=== Dataset records ===

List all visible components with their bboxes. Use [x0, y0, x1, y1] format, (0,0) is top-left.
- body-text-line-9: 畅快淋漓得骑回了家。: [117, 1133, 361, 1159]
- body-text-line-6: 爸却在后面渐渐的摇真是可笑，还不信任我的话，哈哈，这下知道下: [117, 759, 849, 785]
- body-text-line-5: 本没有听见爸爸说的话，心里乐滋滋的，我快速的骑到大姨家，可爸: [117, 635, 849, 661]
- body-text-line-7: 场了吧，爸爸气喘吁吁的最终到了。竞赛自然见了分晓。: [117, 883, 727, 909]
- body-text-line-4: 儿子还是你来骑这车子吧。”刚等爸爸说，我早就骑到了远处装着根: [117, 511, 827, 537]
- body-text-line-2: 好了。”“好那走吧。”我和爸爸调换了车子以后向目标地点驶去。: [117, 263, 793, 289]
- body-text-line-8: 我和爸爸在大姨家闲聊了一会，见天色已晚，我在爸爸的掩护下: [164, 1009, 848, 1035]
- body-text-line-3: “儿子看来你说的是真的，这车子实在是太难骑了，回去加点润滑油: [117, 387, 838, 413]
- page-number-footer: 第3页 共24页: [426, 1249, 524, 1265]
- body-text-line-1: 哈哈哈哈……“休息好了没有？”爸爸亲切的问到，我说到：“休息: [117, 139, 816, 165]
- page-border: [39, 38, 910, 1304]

===

> Work to do:
Copy out the lines of the material verbatim, starting from its first line and ending with the line that contains "883, 727, 909]", including that line.

> Task answer:
List all visible components with their bboxes. Use [x0, y0, x1, y1] format, (0,0) is top-left.
- body-text-line-9: 畅快淋漓得骑回了家。: [117, 1133, 361, 1159]
- body-text-line-6: 爸却在后面渐渐的摇真是可笑，还不信任我的话，哈哈，这下知道下: [117, 759, 849, 785]
- body-text-line-5: 本没有听见爸爸说的话，心里乐滋滋的，我快速的骑到大姨家，可爸: [117, 635, 849, 661]
- body-text-line-7: 场了吧，爸爸气喘吁吁的最终到了。竞赛自然见了分晓。: [117, 883, 727, 909]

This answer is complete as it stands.